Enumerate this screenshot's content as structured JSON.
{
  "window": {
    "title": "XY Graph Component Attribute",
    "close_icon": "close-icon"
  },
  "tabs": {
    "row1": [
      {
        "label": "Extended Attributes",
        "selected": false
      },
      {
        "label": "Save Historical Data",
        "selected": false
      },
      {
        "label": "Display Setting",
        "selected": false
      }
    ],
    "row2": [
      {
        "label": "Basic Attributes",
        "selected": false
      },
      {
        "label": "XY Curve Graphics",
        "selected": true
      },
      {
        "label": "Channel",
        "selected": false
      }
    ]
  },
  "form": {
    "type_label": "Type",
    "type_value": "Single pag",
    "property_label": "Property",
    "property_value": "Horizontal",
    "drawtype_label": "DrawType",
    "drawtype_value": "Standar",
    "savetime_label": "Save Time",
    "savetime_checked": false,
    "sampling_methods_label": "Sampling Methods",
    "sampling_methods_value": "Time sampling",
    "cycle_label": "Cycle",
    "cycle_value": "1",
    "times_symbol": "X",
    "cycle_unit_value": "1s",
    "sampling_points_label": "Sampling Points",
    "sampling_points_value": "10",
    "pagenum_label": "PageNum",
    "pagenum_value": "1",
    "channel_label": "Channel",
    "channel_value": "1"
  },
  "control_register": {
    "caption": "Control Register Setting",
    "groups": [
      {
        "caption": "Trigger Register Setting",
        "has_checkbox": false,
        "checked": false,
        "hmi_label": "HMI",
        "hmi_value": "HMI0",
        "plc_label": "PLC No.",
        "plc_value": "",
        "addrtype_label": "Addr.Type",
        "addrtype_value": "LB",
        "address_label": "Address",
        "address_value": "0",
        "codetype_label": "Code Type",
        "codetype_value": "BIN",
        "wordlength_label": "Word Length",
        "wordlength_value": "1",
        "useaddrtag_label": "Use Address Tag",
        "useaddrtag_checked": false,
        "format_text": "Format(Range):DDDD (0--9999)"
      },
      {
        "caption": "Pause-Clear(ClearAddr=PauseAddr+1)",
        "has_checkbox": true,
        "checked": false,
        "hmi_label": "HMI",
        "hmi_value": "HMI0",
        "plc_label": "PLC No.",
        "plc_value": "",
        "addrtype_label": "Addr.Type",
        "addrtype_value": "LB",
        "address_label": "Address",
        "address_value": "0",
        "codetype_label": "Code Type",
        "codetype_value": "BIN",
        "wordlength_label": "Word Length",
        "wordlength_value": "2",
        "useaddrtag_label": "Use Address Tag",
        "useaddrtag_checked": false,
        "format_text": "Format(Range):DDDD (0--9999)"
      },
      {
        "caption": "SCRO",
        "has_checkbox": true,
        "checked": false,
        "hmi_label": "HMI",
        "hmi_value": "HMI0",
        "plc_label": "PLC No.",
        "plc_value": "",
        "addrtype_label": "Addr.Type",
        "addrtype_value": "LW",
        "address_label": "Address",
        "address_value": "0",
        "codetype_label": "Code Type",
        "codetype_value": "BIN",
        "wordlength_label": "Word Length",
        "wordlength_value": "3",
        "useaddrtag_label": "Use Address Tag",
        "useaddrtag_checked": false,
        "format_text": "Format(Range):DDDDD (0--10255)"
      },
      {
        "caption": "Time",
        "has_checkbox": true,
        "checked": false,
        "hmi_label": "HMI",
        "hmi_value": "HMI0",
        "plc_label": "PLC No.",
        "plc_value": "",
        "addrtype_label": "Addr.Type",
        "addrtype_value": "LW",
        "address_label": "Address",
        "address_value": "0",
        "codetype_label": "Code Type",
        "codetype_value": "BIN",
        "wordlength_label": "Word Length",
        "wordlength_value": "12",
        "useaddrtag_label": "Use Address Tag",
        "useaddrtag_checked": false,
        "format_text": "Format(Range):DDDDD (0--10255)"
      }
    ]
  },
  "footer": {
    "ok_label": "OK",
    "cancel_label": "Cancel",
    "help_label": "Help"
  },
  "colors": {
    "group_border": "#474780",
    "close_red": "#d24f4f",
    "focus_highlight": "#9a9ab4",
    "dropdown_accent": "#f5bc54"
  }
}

### THE EXERCISE
Pick out every line of the listing containing the word "Attributes", and show those lines.

### OUTPUT BELOW
        "label": "Extended Attributes",
        "label": "Basic Attributes",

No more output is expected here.